**TASK DESCRIPTION:** Do not copy the pictures; transcribe all other material exactly.

**DATA EXTRACT:**
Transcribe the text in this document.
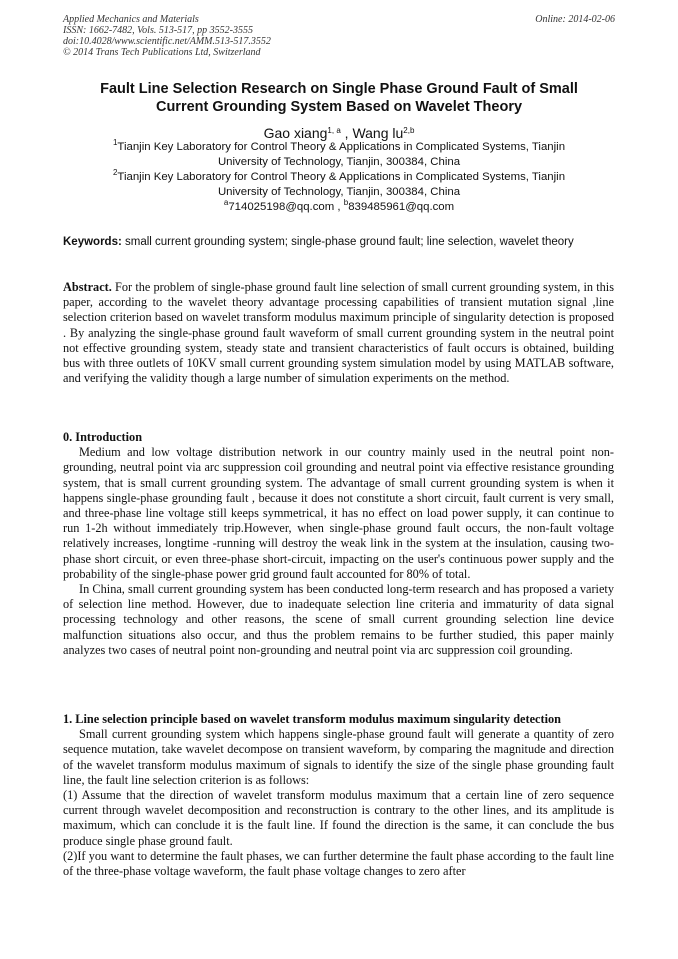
Applied Mechanics and Materials
ISSN: 1662-7482, Vols. 513-517, pp 3552-3555
doi:10.4028/www.scientific.net/AMM.513-517.3552
© 2014 Trans Tech Publications Ltd, Switzerland
Online: 2014-02-06
Fault Line Selection Research on Single Phase Ground Fault of Small
Current Grounding System Based on Wavelet Theory
Gao xiang$^{1, a}$ , Wang lu$^{2,b}$
$^1$Tianjin Key Laboratory for Control Theory & Applications in Complicated Systems, Tianjin
University of Technology, Tianjin, 300384, China
$^2$Tianjin Key Laboratory for Control Theory & Applications in Complicated Systems, Tianjin
University of Technology, Tianjin, 300384, China
$^a$714025198@qq.com , $^b$839485961@qq.com
Keywords: small current grounding system; single-phase ground fault; line selection, wavelet theory

Abstract. For the problem of single-phase ground fault line selection of small current grounding system, in this paper, according to the wavelet theory advantage processing capabilities of transient mutation signal ,line selection criterion based on wavelet transform modulus maximum principle of singularity detection is proposed . By analyzing the single-phase ground fault waveform of small current grounding system in the neutral point not effective grounding system, steady state and transient characteristics of fault occurs is obtained, building bus with three outlets of 10KV small current grounding system simulation model by using MATLAB software, and verifying the validity though a large number of simulation experiments on the method.

0. Introduction

Medium and low voltage distribution network in our country mainly used in the neutral point non-grounding, neutral point via arc suppression coil grounding and neutral point via effective resistance grounding system, that is small current grounding system. The advantage of small current grounding system is when it happens single-phase grounding fault , because it does not constitute a short circuit, fault current is very small, and three-phase line voltage still keeps symmetrical, it has no effect on load power supply, it can continue to run 1-2h without immediately trip.However, when single-phase ground fault occurs, the non-fault voltage relatively increases, longtime -running will destroy the weak link in the system at the insulation, causing two-phase short circuit, or even three-phase short-circuit, impacting on the user's continuous power supply and the probability of the single-phase power grid ground fault accounted for 80% of total.

In China, small current grounding system has been conducted long-term research and has proposed a variety of selection line method. However, due to inadequate selection line criteria and immaturity of data signal processing technology and other reasons, the scene of small current grounding selection line device malfunction situations also occur, and thus the problem remains to be further studied, this paper mainly analyzes two cases of neutral point non-grounding and neutral point via arc suppression coil grounding.

1. Line selection principle based on wavelet transform modulus maximum singularity detection

Small current grounding system which happens single-phase ground fault will generate a quantity of zero sequence mutation, take wavelet decompose on transient waveform, by comparing the magnitude and direction of the wavelet transform modulus maximum of signals to identify the size of the single phase grounding fault line, the fault line selection criterion is as follows:

(1) Assume that the direction of wavelet transform modulus maximum that a certain line of zero sequence current through wavelet decomposition and reconstruction is contrary to the other lines, and its amplitude is maximum, which can conclude it is the fault line. If found the direction is the same, it can conclude the bus produce single phase ground fault.

(2)If you want to determine the fault phases, we can further determine the fault phase according to the fault line of the three-phase voltage waveform, the fault phase voltage changes to zero after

**OUTPUT OF THE EXERCISE:**
Transcribe the text in this document.
Applied Mechanics and Materials
ISSN: 1662-7482, Vols. 513-517, pp 3552-3555
doi:10.4028/www.scientific.net/AMM.513-517.3552
© 2014 Trans Tech Publications Ltd, Switzerland
Online: 2014-02-06
Fault Line Selection Research on Single Phase Ground Fault of Small
Current Grounding System Based on Wavelet Theory
Gao xiang$^{1, a}$ , Wang lu$^{2,b}$
$^1$Tianjin Key Laboratory for Control Theory & Applications in Complicated Systems, Tianjin
University of Technology, Tianjin, 300384, China
$^2$Tianjin Key Laboratory for Control Theory & Applications in Complicated Systems, Tianjin
University of Technology, Tianjin, 300384, China
$^a$714025198@qq.com , $^b$839485961@qq.com
Keywords: small current grounding system; single-phase ground fault; line selection, wavelet theory

Abstract. For the problem of single-phase ground fault line selection of small current grounding system, in this paper, according to the wavelet theory advantage processing capabilities of transient mutation signal ,line selection criterion based on wavelet transform modulus maximum principle of singularity detection is proposed . By analyzing the single-phase ground fault waveform of small current grounding system in the neutral point not effective grounding system, steady state and transient characteristics of fault occurs is obtained, building bus with three outlets of 10KV small current grounding system simulation model by using MATLAB software, and verifying the validity though a large number of simulation experiments on the method.

0. Introduction

Medium and low voltage distribution network in our country mainly used in the neutral point non-grounding, neutral point via arc suppression coil grounding and neutral point via effective resistance grounding system, that is small current grounding system. The advantage of small current grounding system is when it happens single-phase grounding fault , because it does not constitute a short circuit, fault current is very small, and three-phase line voltage still keeps symmetrical, it has no effect on load power supply, it can continue to run 1-2h without immediately trip.However, when single-phase ground fault occurs, the non-fault voltage relatively increases, longtime -running will destroy the weak link in the system at the insulation, causing two-phase short circuit, or even three-phase short-circuit, impacting on the user's continuous power supply and the probability of the single-phase power grid ground fault accounted for 80% of total.

In China, small current grounding system has been conducted long-term research and has proposed a variety of selection line method. However, due to inadequate selection line criteria and immaturity of data signal processing technology and other reasons, the scene of small current grounding selection line device malfunction situations also occur, and thus the problem remains to be further studied, this paper mainly analyzes two cases of neutral point non-grounding and neutral point via arc suppression coil grounding.

1. Line selection principle based on wavelet transform modulus maximum singularity detection

Small current grounding system which happens single-phase ground fault will generate a quantity of zero sequence mutation, take wavelet decompose on transient waveform, by comparing the magnitude and direction of the wavelet transform modulus maximum of signals to identify the size of the single phase grounding fault line, the fault line selection criterion is as follows:

(1) Assume that the direction of wavelet transform modulus maximum that a certain line of zero sequence current through wavelet decomposition and reconstruction is contrary to the other lines, and its amplitude is maximum, which can conclude it is the fault line. If found the direction is the same, it can conclude the bus produce single phase ground fault.

(2)If you want to determine the fault phases, we can further determine the fault phase according to the fault line of the three-phase voltage waveform, the fault phase voltage changes to zero after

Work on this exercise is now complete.